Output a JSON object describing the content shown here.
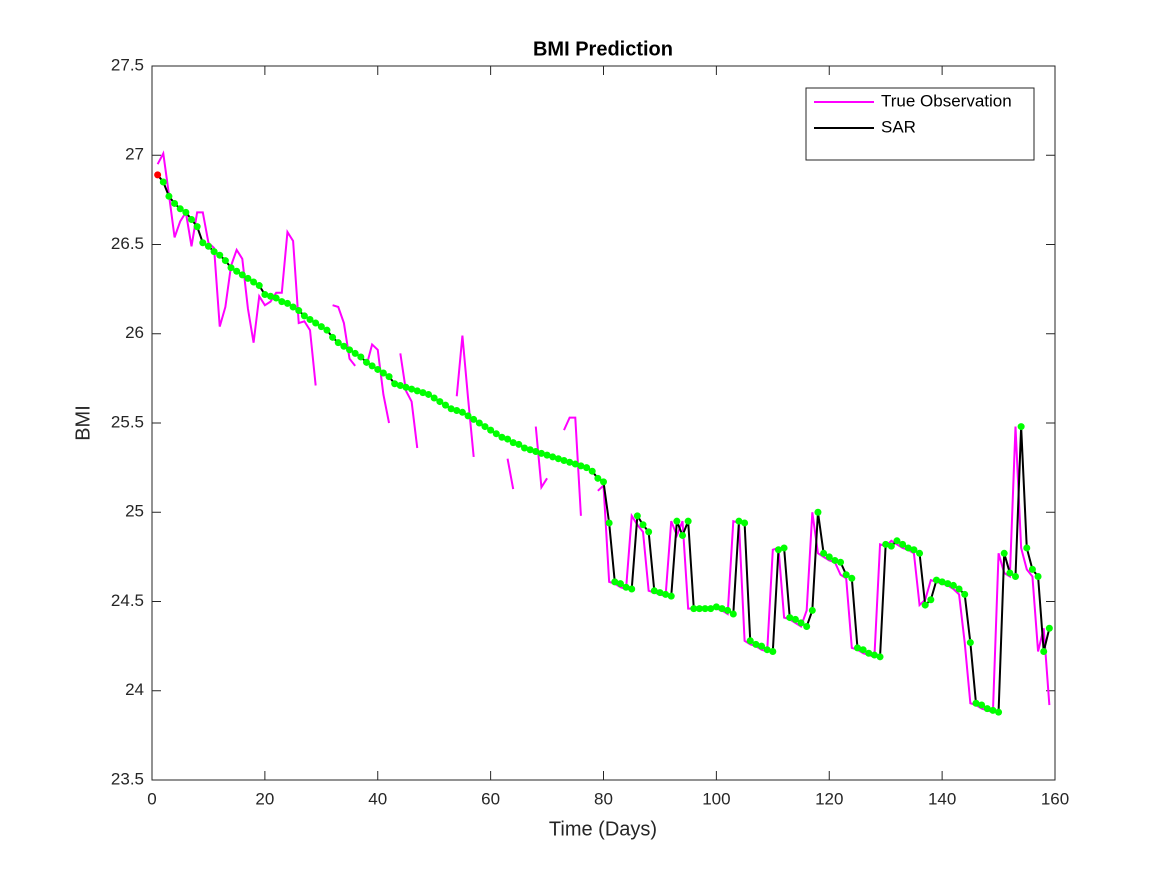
{
  "chart_data": {
    "type": "line",
    "title": "BMI Prediction",
    "xlabel": "Time (Days)",
    "ylabel": "BMI",
    "x": [
      1,
      2,
      3,
      4,
      5,
      6,
      7,
      8,
      9,
      10,
      11,
      12,
      13,
      14,
      15,
      16,
      17,
      18,
      19,
      20,
      21,
      22,
      23,
      24,
      25,
      26,
      27,
      28,
      29,
      30,
      31,
      32,
      33,
      34,
      35,
      36,
      37,
      38,
      39,
      40,
      41,
      42,
      43,
      44,
      45,
      46,
      47,
      48,
      49,
      50,
      51,
      52,
      53,
      54,
      55,
      56,
      57,
      58,
      59,
      60,
      61,
      62,
      63,
      64,
      65,
      66,
      67,
      68,
      69,
      70,
      71,
      72,
      73,
      74,
      75,
      76,
      77,
      78,
      79,
      80,
      81,
      82,
      83,
      84,
      85,
      86,
      87,
      88,
      89,
      90,
      91,
      92,
      93,
      94,
      95,
      96,
      97,
      98,
      99,
      100,
      101,
      102,
      103,
      104,
      105,
      106,
      107,
      108,
      109,
      110,
      111,
      112,
      113,
      114,
      115,
      116,
      117,
      118,
      119,
      120,
      121,
      122,
      123,
      124,
      125,
      126,
      127,
      128,
      129,
      130,
      131,
      132,
      133,
      134,
      135,
      136,
      137,
      138,
      139,
      140,
      141,
      142,
      143,
      144,
      145,
      146,
      147,
      148,
      149,
      150,
      151,
      152,
      153,
      154,
      155,
      156,
      157,
      158,
      159
    ],
    "series": [
      {
        "name": "True Observation",
        "color": "#ff00ff",
        "values": [
          26.95,
          27.01,
          26.78,
          26.54,
          26.63,
          26.68,
          26.49,
          26.68,
          26.68,
          26.51,
          26.48,
          26.04,
          26.15,
          26.38,
          26.47,
          26.42,
          26.14,
          25.95,
          26.21,
          26.16,
          26.18,
          26.23,
          26.23,
          26.57,
          26.52,
          26.06,
          26.07,
          26.02,
          25.71,
          null,
          null,
          26.16,
          26.15,
          26.06,
          25.86,
          25.82,
          null,
          25.82,
          25.94,
          25.91,
          25.66,
          25.5,
          null,
          25.89,
          25.68,
          25.62,
          25.36,
          null,
          null,
          null,
          null,
          null,
          null,
          25.65,
          25.99,
          25.64,
          25.31,
          null,
          null,
          null,
          null,
          null,
          25.3,
          25.13,
          null,
          null,
          null,
          25.48,
          25.14,
          25.19,
          null,
          null,
          25.46,
          25.53,
          25.53,
          24.98,
          null,
          null,
          25.12,
          25.15,
          24.61,
          24.6,
          24.58,
          24.57,
          24.98,
          24.93,
          24.89,
          24.56,
          24.55,
          24.54,
          24.53,
          24.95,
          24.87,
          24.95,
          24.46,
          24.46,
          24.46,
          24.46,
          24.47,
          24.46,
          24.45,
          24.43,
          24.95,
          24.94,
          24.28,
          24.26,
          24.25,
          24.23,
          24.22,
          24.79,
          24.8,
          24.41,
          24.4,
          24.38,
          24.36,
          24.45,
          25.0,
          24.77,
          24.75,
          24.73,
          24.72,
          24.65,
          24.63,
          24.24,
          24.23,
          24.21,
          24.2,
          24.19,
          24.82,
          24.81,
          24.84,
          24.82,
          24.8,
          24.79,
          24.77,
          24.48,
          24.51,
          24.62,
          24.61,
          24.6,
          24.59,
          24.57,
          24.54,
          24.27,
          23.93,
          23.92,
          23.9,
          23.89,
          23.88,
          24.77,
          24.66,
          24.64,
          25.48,
          24.8,
          24.68,
          24.64,
          24.22,
          24.35,
          23.92
        ]
      },
      {
        "name": "SAR",
        "color": "#000000",
        "marker_color": "#00ff00",
        "start_marker_color": "#ff0000",
        "values": [
          26.89,
          26.85,
          26.77,
          26.73,
          26.7,
          26.68,
          26.64,
          26.6,
          26.51,
          26.49,
          26.46,
          26.44,
          26.41,
          26.37,
          26.35,
          26.33,
          26.31,
          26.29,
          26.27,
          26.22,
          26.21,
          26.2,
          26.18,
          26.17,
          26.15,
          26.13,
          26.1,
          26.08,
          26.06,
          26.04,
          26.02,
          25.98,
          25.95,
          25.93,
          25.91,
          25.89,
          25.87,
          25.84,
          25.82,
          25.8,
          25.78,
          25.76,
          25.72,
          25.71,
          25.7,
          25.69,
          25.68,
          25.67,
          25.66,
          25.64,
          25.62,
          25.6,
          25.58,
          25.57,
          25.56,
          25.54,
          25.52,
          25.5,
          25.48,
          25.46,
          25.44,
          25.42,
          25.41,
          25.39,
          25.38,
          25.36,
          25.35,
          25.34,
          25.33,
          25.32,
          25.31,
          25.3,
          25.29,
          25.28,
          25.27,
          25.26,
          25.25,
          25.23,
          25.19,
          25.17,
          24.94,
          24.61,
          24.6,
          24.58,
          24.57,
          24.98,
          24.93,
          24.89,
          24.56,
          24.55,
          24.54,
          24.53,
          24.95,
          24.87,
          24.95,
          24.46,
          24.46,
          24.46,
          24.46,
          24.47,
          24.46,
          24.45,
          24.43,
          24.95,
          24.94,
          24.28,
          24.26,
          24.25,
          24.23,
          24.22,
          24.79,
          24.8,
          24.41,
          24.4,
          24.38,
          24.36,
          24.45,
          25.0,
          24.77,
          24.75,
          24.73,
          24.72,
          24.65,
          24.63,
          24.24,
          24.23,
          24.21,
          24.2,
          24.19,
          24.82,
          24.81,
          24.84,
          24.82,
          24.8,
          24.79,
          24.77,
          24.48,
          24.51,
          24.62,
          24.61,
          24.6,
          24.59,
          24.57,
          24.54,
          24.27,
          23.93,
          23.92,
          23.9,
          23.89,
          23.88,
          24.77,
          24.66,
          24.64,
          25.48,
          24.8,
          24.68,
          24.64,
          24.22,
          24.35
        ]
      }
    ],
    "xlim": [
      0,
      160
    ],
    "xticks": [
      0,
      20,
      40,
      60,
      80,
      100,
      120,
      140,
      160
    ],
    "ylim": [
      23.5,
      27.5
    ],
    "yticks": [
      23.5,
      24,
      24.5,
      25,
      25.5,
      26,
      26.5,
      27,
      27.5
    ],
    "legend": "upper right",
    "grid": false
  }
}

_Given task_
Restate each entry word for word, leaving out any pictures.

_Exercise response_
Output a JSON object describing the content shown here.
{
  "chart_data": {
    "type": "line",
    "title": "BMI Prediction",
    "xlabel": "Time (Days)",
    "ylabel": "BMI",
    "x": [
      1,
      2,
      3,
      4,
      5,
      6,
      7,
      8,
      9,
      10,
      11,
      12,
      13,
      14,
      15,
      16,
      17,
      18,
      19,
      20,
      21,
      22,
      23,
      24,
      25,
      26,
      27,
      28,
      29,
      30,
      31,
      32,
      33,
      34,
      35,
      36,
      37,
      38,
      39,
      40,
      41,
      42,
      43,
      44,
      45,
      46,
      47,
      48,
      49,
      50,
      51,
      52,
      53,
      54,
      55,
      56,
      57,
      58,
      59,
      60,
      61,
      62,
      63,
      64,
      65,
      66,
      67,
      68,
      69,
      70,
      71,
      72,
      73,
      74,
      75,
      76,
      77,
      78,
      79,
      80,
      81,
      82,
      83,
      84,
      85,
      86,
      87,
      88,
      89,
      90,
      91,
      92,
      93,
      94,
      95,
      96,
      97,
      98,
      99,
      100,
      101,
      102,
      103,
      104,
      105,
      106,
      107,
      108,
      109,
      110,
      111,
      112,
      113,
      114,
      115,
      116,
      117,
      118,
      119,
      120,
      121,
      122,
      123,
      124,
      125,
      126,
      127,
      128,
      129,
      130,
      131,
      132,
      133,
      134,
      135,
      136,
      137,
      138,
      139,
      140,
      141,
      142,
      143,
      144,
      145,
      146,
      147,
      148,
      149,
      150,
      151,
      152,
      153,
      154,
      155,
      156,
      157,
      158,
      159
    ],
    "series": [
      {
        "name": "True Observation",
        "color": "#ff00ff",
        "values": [
          26.95,
          27.01,
          26.78,
          26.54,
          26.63,
          26.68,
          26.49,
          26.68,
          26.68,
          26.51,
          26.48,
          26.04,
          26.15,
          26.38,
          26.47,
          26.42,
          26.14,
          25.95,
          26.21,
          26.16,
          26.18,
          26.23,
          26.23,
          26.57,
          26.52,
          26.06,
          26.07,
          26.02,
          25.71,
          null,
          null,
          26.16,
          26.15,
          26.06,
          25.86,
          25.82,
          null,
          25.82,
          25.94,
          25.91,
          25.66,
          25.5,
          null,
          25.89,
          25.68,
          25.62,
          25.36,
          null,
          null,
          null,
          null,
          null,
          null,
          25.65,
          25.99,
          25.64,
          25.31,
          null,
          null,
          null,
          null,
          null,
          25.3,
          25.13,
          null,
          null,
          null,
          25.48,
          25.14,
          25.19,
          null,
          null,
          25.46,
          25.53,
          25.53,
          24.98,
          null,
          null,
          25.12,
          25.15,
          24.61,
          24.6,
          24.58,
          24.57,
          24.98,
          24.93,
          24.89,
          24.56,
          24.55,
          24.54,
          24.53,
          24.95,
          24.87,
          24.95,
          24.46,
          24.46,
          24.46,
          24.46,
          24.47,
          24.46,
          24.45,
          24.43,
          24.95,
          24.94,
          24.28,
          24.26,
          24.25,
          24.23,
          24.22,
          24.79,
          24.8,
          24.41,
          24.4,
          24.38,
          24.36,
          24.45,
          25.0,
          24.77,
          24.75,
          24.73,
          24.72,
          24.65,
          24.63,
          24.24,
          24.23,
          24.21,
          24.2,
          24.19,
          24.82,
          24.81,
          24.84,
          24.82,
          24.8,
          24.79,
          24.77,
          24.48,
          24.51,
          24.62,
          24.61,
          24.6,
          24.59,
          24.57,
          24.54,
          24.27,
          23.93,
          23.92,
          23.9,
          23.89,
          23.88,
          24.77,
          24.66,
          24.64,
          25.48,
          24.8,
          24.68,
          24.64,
          24.22,
          24.35,
          23.92
        ]
      },
      {
        "name": "SAR",
        "color": "#000000",
        "marker_color": "#00ff00",
        "start_marker_color": "#ff0000",
        "values": [
          26.89,
          26.85,
          26.77,
          26.73,
          26.7,
          26.68,
          26.64,
          26.6,
          26.51,
          26.49,
          26.46,
          26.44,
          26.41,
          26.37,
          26.35,
          26.33,
          26.31,
          26.29,
          26.27,
          26.22,
          26.21,
          26.2,
          26.18,
          26.17,
          26.15,
          26.13,
          26.1,
          26.08,
          26.06,
          26.04,
          26.02,
          25.98,
          25.95,
          25.93,
          25.91,
          25.89,
          25.87,
          25.84,
          25.82,
          25.8,
          25.78,
          25.76,
          25.72,
          25.71,
          25.7,
          25.69,
          25.68,
          25.67,
          25.66,
          25.64,
          25.62,
          25.6,
          25.58,
          25.57,
          25.56,
          25.54,
          25.52,
          25.5,
          25.48,
          25.46,
          25.44,
          25.42,
          25.41,
          25.39,
          25.38,
          25.36,
          25.35,
          25.34,
          25.33,
          25.32,
          25.31,
          25.3,
          25.29,
          25.28,
          25.27,
          25.26,
          25.25,
          25.23,
          25.19,
          25.17,
          24.94,
          24.61,
          24.6,
          24.58,
          24.57,
          24.98,
          24.93,
          24.89,
          24.56,
          24.55,
          24.54,
          24.53,
          24.95,
          24.87,
          24.95,
          24.46,
          24.46,
          24.46,
          24.46,
          24.47,
          24.46,
          24.45,
          24.43,
          24.95,
          24.94,
          24.28,
          24.26,
          24.25,
          24.23,
          24.22,
          24.79,
          24.8,
          24.41,
          24.4,
          24.38,
          24.36,
          24.45,
          25.0,
          24.77,
          24.75,
          24.73,
          24.72,
          24.65,
          24.63,
          24.24,
          24.23,
          24.21,
          24.2,
          24.19,
          24.82,
          24.81,
          24.84,
          24.82,
          24.8,
          24.79,
          24.77,
          24.48,
          24.51,
          24.62,
          24.61,
          24.6,
          24.59,
          24.57,
          24.54,
          24.27,
          23.93,
          23.92,
          23.9,
          23.89,
          23.88,
          24.77,
          24.66,
          24.64,
          25.48,
          24.8,
          24.68,
          24.64,
          24.22,
          24.35
        ]
      }
    ],
    "xlim": [
      0,
      160
    ],
    "xticks": [
      0,
      20,
      40,
      60,
      80,
      100,
      120,
      140,
      160
    ],
    "ylim": [
      23.5,
      27.5
    ],
    "yticks": [
      23.5,
      24,
      24.5,
      25,
      25.5,
      26,
      26.5,
      27,
      27.5
    ],
    "legend": "upper right",
    "grid": false
  }
}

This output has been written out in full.